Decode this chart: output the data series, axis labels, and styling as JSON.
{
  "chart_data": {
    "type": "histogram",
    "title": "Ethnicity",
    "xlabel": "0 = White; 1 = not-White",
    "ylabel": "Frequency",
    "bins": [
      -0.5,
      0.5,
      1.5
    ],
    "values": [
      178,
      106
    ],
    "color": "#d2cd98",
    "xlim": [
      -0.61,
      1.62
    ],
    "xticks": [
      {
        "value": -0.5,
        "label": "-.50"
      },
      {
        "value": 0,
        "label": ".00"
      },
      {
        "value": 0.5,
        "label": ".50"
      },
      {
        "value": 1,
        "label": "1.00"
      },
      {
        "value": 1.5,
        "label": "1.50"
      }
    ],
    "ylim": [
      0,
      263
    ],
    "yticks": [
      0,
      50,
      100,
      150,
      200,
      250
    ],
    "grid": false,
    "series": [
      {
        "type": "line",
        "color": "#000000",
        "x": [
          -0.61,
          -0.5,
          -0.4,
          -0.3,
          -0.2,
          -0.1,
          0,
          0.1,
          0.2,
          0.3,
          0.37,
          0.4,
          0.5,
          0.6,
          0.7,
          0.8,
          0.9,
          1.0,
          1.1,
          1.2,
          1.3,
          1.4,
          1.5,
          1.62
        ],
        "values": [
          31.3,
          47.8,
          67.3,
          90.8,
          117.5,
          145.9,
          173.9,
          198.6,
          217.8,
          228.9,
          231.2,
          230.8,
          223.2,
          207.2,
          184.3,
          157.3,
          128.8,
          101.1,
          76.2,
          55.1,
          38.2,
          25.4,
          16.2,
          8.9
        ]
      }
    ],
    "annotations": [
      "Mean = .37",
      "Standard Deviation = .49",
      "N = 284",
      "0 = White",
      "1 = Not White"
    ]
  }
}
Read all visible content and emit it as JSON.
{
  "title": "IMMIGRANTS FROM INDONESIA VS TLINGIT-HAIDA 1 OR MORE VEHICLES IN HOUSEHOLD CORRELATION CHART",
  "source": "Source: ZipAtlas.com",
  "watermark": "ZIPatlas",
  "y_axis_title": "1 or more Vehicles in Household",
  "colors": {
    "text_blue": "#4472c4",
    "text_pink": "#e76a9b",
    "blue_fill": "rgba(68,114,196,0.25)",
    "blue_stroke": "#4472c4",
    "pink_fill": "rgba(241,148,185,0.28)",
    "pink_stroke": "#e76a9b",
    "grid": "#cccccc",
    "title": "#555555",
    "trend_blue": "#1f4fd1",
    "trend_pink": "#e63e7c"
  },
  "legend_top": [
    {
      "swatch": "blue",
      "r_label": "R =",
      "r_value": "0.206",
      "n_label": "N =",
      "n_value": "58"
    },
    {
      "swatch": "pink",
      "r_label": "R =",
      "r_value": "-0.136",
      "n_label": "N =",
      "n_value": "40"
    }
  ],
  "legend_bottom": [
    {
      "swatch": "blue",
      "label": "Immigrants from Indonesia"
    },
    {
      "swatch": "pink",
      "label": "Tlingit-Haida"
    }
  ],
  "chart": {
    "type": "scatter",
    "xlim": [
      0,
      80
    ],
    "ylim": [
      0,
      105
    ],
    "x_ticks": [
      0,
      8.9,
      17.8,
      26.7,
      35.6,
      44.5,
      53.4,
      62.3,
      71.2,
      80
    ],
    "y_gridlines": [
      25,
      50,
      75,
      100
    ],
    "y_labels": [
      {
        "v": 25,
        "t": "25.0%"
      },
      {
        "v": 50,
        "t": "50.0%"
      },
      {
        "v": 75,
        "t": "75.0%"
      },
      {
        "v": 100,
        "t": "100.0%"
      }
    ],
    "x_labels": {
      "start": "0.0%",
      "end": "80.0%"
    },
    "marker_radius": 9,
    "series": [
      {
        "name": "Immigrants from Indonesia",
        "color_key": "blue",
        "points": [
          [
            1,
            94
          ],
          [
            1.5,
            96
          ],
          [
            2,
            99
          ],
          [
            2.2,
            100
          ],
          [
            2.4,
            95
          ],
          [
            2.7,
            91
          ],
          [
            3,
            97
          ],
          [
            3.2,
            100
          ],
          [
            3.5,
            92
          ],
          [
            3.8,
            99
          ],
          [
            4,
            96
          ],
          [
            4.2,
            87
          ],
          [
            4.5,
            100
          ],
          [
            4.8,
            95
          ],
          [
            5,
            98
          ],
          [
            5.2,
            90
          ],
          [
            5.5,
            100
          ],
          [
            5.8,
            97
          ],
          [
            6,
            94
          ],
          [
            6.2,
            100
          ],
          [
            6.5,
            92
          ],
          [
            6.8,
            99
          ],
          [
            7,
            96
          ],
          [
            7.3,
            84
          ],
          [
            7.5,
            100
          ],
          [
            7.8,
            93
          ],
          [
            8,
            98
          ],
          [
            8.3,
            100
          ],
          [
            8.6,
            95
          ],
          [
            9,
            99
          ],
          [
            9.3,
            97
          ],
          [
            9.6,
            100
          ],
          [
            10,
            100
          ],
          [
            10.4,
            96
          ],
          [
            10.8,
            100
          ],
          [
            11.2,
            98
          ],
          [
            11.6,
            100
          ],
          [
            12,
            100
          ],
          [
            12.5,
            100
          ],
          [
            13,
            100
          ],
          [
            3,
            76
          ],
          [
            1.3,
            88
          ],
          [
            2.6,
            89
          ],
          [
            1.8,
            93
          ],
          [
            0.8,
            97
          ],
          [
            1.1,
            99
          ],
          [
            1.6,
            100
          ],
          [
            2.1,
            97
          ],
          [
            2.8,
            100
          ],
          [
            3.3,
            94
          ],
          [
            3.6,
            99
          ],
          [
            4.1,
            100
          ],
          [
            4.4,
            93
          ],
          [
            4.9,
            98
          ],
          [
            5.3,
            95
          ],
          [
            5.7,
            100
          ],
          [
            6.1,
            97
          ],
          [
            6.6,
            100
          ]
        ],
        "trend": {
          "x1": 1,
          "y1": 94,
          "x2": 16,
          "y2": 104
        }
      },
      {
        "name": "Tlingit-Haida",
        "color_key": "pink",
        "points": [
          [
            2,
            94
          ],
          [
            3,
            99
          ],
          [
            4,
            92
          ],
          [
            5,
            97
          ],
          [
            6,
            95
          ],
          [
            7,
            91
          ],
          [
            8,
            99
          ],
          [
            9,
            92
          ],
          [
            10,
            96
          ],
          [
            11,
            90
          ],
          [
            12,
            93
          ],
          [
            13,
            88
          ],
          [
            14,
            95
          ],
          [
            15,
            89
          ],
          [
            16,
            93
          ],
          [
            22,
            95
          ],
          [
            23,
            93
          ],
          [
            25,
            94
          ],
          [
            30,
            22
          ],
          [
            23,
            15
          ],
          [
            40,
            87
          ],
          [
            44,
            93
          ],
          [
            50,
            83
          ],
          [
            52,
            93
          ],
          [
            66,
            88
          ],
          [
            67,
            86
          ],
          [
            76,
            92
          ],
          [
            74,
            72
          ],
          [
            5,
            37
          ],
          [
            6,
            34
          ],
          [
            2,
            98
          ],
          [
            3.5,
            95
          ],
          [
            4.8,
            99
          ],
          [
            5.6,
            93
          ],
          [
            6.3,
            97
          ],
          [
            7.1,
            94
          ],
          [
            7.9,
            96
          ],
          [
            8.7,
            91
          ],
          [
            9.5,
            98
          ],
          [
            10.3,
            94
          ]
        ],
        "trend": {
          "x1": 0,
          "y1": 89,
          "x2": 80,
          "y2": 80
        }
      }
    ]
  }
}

+-------+

EXERCISE » Pick out all lines from the data above in which the word "name" appears.

SOLUTION TO THIS PROBLEM »
        "name": "Immigrants from Indonesia",
        "name": "Tlingit-Haida",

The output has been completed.